SELECTED EXCERPT ▸
Attempts to present Jewish religious practices as cruel, harmful or downright evil, alas, are nothing new. Jewish ritual slaughter, circumcision and Shabbat have all, at one time or another, been publicly assailed. The opponents are usually non-Jews, sometimes individuals, sometimes governments. And sometimes, sadly, they are Jews.

Such is the unfortunate case with regard to a new Israeli film scheduled to be screened at several Jewish film festivals here in the United States in coming months. The movie, which purports to be a documentary but, from descriptions of its content and interviews with its director, seems more an unabashed hatchet-job on a millennia-old mainstay of Jewish life, is called, with no shortfall of cynicism, "Purity."

Its topic is taharat hamishpacha, or "family purity" - the laws that govern physical relations between Jewish husbands and wives. Ironically, elements of those laws have been embraced in recent years by many women who are otherwise less than fully observant of Jewish religious law, including a number of self-described feminists. They claim that the monthly suspension of physical contact between husbands and wives helps their husbands regard them as partners in more than just a physical sense. What is more, they say, immersion in a mikvah, or Jewish ritual bath - an essential element of taharat hamishpacha - touches something deep in their souls, providing a tangible expression of the renewal they viscerally feel each month. The new film, however, takes a rather more jaundiced perspective.

Anat Zuria, the movie's director, chose three women from over one hundred she interviewed. Though mikvaot are regularly cleaned and disinfected, one of the subjects voices disgust for immersing in a pool "where a million women have been there before you" and contempt for the mikvah attendant whom she chooses to see not as the personal assistant she is but rather as "the gatekeeper of my return to intimacy with my husband." The subject, who also characterizes the consummation of a relationship between a bride and groom who have remained abstinent until their wedding night as being "almost like a rape" and vows not to allow her daughter to suffer that fate, is clearly disturbed by considerably more than taharat hamishpacha.

GOAL ▸ Output the portion of the commentary on the film "Purity" from the words "Anat Zuria, the" up to and including the words "than taharat hamishpacha.", reproducing it exactly. The records that follow come from a separate source unrelated to the passage.

Saved entries
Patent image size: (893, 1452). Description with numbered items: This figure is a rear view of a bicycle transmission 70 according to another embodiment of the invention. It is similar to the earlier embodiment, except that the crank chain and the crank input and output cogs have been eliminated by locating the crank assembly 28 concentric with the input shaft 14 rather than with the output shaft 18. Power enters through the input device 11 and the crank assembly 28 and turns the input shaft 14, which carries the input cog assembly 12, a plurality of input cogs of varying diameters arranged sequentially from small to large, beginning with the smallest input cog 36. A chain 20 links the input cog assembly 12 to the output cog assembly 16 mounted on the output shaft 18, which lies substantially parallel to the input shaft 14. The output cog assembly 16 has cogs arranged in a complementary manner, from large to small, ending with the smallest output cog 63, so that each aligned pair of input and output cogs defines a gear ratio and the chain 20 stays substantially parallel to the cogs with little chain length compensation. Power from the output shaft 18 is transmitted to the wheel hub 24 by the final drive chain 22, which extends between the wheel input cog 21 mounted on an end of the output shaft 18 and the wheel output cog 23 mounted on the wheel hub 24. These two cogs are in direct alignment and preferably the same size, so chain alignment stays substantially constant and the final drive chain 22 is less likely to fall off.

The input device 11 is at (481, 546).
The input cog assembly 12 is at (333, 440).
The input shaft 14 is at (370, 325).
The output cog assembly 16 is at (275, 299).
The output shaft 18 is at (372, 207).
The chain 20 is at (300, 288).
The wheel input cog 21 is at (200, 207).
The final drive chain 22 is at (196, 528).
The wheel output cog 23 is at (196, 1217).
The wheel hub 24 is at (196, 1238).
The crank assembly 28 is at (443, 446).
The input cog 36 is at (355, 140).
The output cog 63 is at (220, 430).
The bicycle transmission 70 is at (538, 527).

OUTPUT OF THE TASK ▸
Anat Zuria, the movie's director, chose three women from over one hundred she interviewed. Though mikvaot are regularly cleaned and disinfected, one of the subjects voices disgust for immersing in a pool "where a million women have been there before you" and contempt for the mikvah attendant whom she chooses to see not as the personal assistant she is but rather as "the gatekeeper of my return to intimacy with my husband." The subject, who also characterizes the consummation of a relationship between a bride and groom who have remained abstinent until their wedding night as being "almost like a rape" and vows not to allow her daughter to suffer that fate, is clearly disturbed by considerably more than taharat hamishpacha.